Written exercise -
Transcribe all of the records precisely as they are presented.

Record extracts -
=======
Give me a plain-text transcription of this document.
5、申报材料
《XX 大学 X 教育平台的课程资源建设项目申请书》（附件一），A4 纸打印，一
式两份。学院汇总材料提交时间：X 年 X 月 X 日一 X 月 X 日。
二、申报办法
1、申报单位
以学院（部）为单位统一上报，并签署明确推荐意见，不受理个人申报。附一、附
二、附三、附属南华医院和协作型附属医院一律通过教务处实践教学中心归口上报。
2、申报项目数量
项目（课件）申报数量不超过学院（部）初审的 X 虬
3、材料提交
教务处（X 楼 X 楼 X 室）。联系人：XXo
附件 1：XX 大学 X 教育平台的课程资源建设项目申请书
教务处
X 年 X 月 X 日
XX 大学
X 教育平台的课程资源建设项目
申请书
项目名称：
=======
Exercise response -
Give me a plain-text transcription of this document.
5、申报材料
《XX 大学 X 教育平台的课程资源建设项目申请书》（附件一），A4 纸打印，一
式两份。学院汇总材料提交时间：X 年 X 月 X 日一 X 月 X 日。
二、申报办法
1、申报单位
以学院（部）为单位统一上报，并签署明确推荐意见，不受理个人申报。附一、附
二、附三、附属南华医院和协作型附属医院一律通过教务处实践教学中心归口上报。
2、申报项目数量
项目（课件）申报数量不超过学院（部）初审的 X 虬
3、材料提交
教务处（X 楼 X 楼 X 室）。联系人：XXo
附件 1：XX 大学 X 教育平台的课程资源建设项目申请书
教务处
X 年 X 月 X 日
XX 大学
X 教育平台的课程资源建设项目
申请书
项目名称：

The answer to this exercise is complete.